* START Exercise input *

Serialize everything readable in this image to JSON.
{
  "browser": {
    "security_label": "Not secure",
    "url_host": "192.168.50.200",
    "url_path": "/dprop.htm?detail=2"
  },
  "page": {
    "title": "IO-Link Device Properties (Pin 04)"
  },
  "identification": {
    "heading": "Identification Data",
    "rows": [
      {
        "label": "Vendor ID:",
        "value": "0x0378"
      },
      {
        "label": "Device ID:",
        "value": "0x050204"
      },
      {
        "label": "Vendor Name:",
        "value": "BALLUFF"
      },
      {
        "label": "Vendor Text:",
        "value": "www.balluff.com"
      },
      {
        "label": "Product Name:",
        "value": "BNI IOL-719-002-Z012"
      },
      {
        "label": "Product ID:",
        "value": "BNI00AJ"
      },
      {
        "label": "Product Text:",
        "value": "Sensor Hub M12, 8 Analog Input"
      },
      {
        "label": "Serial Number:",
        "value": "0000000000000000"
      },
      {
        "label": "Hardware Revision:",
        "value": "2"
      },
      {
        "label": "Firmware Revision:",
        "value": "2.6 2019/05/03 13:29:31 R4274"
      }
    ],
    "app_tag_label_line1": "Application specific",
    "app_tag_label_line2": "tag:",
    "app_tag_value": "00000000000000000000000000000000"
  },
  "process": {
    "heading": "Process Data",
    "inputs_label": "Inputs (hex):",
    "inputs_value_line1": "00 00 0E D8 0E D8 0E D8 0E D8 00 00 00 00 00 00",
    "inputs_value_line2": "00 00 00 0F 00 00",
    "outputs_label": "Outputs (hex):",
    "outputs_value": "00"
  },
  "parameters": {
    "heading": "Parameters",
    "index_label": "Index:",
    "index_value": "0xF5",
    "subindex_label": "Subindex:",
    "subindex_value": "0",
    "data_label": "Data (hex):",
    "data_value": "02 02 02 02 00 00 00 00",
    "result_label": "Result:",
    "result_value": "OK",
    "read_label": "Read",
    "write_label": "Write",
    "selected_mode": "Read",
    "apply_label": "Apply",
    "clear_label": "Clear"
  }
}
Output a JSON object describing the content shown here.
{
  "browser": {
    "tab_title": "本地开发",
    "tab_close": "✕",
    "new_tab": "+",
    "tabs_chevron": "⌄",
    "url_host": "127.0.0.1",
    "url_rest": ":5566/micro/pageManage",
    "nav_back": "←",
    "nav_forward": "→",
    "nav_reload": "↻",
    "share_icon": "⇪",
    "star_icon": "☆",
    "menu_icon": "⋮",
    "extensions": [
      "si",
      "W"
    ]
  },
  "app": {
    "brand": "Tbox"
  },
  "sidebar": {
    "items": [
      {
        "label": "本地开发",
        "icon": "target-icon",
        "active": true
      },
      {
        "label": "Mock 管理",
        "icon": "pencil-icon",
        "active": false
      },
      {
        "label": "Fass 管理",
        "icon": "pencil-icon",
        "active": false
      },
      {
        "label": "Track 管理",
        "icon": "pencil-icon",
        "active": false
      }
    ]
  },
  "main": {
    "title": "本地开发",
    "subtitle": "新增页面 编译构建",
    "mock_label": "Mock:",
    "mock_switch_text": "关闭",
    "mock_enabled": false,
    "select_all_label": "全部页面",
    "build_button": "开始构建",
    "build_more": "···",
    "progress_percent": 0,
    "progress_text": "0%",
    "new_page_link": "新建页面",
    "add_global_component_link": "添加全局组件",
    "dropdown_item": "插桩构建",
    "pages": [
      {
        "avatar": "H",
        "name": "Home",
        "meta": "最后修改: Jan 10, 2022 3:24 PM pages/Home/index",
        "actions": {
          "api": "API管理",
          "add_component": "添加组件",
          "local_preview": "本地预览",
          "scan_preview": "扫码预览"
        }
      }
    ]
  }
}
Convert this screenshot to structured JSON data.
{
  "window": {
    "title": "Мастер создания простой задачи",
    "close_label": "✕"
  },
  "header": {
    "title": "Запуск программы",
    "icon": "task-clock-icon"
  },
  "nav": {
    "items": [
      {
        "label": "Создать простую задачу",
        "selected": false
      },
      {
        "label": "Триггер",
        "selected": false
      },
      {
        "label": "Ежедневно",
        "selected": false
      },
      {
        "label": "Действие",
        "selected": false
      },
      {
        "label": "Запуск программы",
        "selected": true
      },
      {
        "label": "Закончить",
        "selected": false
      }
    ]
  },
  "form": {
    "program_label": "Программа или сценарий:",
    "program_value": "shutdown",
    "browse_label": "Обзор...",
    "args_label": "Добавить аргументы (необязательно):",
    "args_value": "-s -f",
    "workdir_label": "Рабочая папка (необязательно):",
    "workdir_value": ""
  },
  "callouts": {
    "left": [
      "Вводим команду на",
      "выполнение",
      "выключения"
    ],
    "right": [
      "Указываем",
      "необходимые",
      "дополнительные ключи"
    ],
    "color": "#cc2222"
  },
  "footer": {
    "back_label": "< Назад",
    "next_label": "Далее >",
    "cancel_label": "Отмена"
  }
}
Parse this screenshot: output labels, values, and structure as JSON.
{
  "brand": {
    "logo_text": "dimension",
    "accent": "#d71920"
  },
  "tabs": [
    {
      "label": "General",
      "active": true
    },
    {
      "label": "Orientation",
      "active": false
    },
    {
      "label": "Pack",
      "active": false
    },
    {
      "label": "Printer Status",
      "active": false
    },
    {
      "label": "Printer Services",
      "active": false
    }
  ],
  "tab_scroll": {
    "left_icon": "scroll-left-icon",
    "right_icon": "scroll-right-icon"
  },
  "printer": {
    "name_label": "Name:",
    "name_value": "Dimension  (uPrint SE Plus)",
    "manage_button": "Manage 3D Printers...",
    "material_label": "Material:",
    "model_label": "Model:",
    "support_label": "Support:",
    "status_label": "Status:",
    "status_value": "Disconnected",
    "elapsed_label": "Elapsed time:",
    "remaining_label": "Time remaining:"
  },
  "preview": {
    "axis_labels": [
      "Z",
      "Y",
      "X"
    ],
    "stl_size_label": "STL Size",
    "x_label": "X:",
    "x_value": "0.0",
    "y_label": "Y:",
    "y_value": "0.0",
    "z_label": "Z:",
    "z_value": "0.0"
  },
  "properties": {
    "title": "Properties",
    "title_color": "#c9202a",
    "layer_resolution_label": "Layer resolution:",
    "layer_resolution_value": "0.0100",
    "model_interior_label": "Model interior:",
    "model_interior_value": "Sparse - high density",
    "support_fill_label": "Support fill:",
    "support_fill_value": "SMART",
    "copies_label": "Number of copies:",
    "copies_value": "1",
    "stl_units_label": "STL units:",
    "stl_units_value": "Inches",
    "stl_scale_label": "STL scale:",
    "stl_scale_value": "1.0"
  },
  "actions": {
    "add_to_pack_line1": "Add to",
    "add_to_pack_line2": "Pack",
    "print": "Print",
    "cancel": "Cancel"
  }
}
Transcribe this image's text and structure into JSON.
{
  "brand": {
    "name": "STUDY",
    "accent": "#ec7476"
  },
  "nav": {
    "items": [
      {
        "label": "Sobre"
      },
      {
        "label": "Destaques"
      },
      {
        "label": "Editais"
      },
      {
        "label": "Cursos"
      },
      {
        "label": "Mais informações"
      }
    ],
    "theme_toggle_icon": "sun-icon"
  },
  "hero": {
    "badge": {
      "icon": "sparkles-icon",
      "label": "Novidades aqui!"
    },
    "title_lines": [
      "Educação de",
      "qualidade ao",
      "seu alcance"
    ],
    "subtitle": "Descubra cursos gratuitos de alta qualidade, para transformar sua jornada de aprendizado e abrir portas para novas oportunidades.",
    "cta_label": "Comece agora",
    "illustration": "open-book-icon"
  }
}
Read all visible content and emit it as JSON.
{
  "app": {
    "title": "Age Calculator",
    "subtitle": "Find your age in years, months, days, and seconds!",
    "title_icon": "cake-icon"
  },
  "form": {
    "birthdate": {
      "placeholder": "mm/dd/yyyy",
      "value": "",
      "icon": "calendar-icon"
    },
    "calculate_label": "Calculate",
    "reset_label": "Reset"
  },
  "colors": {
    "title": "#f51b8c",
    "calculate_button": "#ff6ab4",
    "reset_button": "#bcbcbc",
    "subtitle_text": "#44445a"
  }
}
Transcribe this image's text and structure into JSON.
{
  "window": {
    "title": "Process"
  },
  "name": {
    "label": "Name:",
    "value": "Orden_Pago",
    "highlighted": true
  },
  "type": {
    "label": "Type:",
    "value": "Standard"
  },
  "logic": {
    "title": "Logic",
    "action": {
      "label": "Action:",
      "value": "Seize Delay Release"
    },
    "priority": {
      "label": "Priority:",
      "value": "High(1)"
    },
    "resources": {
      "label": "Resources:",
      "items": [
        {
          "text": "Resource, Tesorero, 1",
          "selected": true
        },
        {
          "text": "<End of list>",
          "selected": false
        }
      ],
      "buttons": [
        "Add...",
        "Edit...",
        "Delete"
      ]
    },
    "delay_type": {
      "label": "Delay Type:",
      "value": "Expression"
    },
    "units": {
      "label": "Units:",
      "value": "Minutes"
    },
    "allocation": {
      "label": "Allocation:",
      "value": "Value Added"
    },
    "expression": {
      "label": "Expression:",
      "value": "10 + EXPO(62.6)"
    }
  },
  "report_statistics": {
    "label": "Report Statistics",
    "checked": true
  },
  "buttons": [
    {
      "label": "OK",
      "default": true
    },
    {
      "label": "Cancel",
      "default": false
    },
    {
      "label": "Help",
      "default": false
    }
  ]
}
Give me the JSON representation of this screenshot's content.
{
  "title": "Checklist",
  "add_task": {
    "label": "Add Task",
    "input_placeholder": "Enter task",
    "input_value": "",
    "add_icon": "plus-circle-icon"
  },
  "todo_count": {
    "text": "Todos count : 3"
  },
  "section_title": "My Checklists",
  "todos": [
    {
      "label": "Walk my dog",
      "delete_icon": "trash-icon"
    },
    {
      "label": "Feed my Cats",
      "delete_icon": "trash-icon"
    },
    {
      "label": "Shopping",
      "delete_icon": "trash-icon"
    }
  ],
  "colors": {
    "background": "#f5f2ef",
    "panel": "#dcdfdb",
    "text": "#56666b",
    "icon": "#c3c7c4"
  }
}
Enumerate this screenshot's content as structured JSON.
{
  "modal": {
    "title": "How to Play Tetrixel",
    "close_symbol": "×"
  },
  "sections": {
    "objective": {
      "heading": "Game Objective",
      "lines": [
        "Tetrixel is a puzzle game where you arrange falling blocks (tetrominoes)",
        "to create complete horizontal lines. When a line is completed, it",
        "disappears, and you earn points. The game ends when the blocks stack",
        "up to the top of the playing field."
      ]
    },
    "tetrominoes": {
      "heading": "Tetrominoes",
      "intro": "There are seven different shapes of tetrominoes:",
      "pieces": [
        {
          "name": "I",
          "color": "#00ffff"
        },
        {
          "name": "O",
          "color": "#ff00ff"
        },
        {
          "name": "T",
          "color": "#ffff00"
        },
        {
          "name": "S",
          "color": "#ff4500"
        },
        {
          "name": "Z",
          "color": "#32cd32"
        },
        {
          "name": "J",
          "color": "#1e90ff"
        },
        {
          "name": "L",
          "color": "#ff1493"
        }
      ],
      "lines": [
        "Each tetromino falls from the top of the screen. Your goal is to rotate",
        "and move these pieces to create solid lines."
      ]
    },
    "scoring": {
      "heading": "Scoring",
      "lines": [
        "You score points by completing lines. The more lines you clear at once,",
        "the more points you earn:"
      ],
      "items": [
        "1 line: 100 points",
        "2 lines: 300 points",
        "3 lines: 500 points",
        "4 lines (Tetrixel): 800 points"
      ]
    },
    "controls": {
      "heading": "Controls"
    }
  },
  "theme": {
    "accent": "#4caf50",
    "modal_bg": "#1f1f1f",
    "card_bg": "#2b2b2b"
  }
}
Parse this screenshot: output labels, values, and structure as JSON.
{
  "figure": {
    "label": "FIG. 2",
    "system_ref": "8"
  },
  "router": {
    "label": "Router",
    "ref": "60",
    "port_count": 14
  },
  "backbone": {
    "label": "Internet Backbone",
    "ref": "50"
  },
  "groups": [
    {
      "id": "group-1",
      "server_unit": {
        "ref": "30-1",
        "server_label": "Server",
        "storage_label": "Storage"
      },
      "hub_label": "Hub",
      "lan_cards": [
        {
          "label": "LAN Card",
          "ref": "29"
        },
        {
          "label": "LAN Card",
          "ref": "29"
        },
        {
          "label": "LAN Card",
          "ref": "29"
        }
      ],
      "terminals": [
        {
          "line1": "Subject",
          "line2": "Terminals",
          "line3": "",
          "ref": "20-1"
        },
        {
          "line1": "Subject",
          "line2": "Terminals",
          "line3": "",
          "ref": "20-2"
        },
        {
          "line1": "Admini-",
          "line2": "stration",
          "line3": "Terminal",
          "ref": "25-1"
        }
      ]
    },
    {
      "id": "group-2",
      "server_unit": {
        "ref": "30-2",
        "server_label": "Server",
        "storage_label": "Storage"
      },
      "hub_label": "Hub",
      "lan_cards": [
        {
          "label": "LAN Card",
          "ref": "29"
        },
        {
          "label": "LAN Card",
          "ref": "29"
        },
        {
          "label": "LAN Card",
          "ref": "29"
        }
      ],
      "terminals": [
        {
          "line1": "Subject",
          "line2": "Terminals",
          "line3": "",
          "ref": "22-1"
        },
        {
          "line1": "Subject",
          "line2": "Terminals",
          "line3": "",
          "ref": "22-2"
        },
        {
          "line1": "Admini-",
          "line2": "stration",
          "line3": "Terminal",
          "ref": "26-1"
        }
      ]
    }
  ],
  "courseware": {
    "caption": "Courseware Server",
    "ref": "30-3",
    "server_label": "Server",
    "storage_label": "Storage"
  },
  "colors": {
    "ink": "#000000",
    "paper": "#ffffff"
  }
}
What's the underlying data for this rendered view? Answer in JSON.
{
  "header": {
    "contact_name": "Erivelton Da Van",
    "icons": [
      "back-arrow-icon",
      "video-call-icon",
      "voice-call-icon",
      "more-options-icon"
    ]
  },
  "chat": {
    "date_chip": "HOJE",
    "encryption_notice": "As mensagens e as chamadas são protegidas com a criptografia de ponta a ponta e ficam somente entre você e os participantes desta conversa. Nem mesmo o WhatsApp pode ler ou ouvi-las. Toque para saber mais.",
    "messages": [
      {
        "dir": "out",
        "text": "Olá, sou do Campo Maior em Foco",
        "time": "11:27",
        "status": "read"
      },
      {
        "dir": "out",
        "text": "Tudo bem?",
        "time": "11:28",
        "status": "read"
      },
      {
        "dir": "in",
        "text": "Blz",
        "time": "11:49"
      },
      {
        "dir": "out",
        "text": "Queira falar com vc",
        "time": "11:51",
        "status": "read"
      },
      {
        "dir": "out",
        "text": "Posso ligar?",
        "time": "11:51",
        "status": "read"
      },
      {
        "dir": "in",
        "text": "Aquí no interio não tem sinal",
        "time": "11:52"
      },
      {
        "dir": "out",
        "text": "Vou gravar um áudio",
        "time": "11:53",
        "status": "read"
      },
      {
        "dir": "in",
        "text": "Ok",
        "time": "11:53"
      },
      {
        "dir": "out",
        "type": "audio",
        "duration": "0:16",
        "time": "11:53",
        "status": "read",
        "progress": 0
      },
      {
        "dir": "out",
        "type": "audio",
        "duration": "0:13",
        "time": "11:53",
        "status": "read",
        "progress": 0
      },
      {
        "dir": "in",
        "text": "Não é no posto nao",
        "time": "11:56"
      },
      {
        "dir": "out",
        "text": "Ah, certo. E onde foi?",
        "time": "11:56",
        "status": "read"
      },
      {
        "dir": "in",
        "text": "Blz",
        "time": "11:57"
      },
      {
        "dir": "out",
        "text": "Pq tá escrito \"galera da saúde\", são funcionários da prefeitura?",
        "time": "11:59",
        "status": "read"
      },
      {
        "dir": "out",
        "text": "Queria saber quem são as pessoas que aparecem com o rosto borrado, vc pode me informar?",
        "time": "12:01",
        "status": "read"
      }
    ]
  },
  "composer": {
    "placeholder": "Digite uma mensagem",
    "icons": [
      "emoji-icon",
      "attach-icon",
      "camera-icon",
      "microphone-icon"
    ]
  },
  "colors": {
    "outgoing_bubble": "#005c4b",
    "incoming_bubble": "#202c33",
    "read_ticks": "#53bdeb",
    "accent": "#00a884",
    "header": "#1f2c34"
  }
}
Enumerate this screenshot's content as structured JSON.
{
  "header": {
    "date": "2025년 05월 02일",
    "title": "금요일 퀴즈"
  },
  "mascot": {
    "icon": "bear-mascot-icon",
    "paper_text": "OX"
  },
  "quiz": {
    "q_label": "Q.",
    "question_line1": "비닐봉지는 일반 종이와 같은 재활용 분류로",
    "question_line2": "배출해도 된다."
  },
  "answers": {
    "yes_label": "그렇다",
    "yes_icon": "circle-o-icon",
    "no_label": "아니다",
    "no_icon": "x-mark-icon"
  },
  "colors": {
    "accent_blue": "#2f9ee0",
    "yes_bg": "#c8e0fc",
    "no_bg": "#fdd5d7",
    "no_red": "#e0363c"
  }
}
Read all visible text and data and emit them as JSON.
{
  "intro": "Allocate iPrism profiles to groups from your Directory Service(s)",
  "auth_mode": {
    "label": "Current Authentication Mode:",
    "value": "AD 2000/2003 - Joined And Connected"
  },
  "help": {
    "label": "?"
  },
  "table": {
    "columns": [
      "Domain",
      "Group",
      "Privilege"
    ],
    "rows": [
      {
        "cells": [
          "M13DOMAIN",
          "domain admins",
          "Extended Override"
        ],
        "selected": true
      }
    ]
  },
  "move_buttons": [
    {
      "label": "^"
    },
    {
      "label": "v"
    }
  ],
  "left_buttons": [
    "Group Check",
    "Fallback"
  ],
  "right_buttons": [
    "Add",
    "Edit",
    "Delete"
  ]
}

* END Exercise input *

→ Written instruction:
Extract all lines from the data in which "Device" is found.

→ Finished exercise:
    "title": "IO-Link Device Properties (Pin 04)"
        "label": "Device ID:",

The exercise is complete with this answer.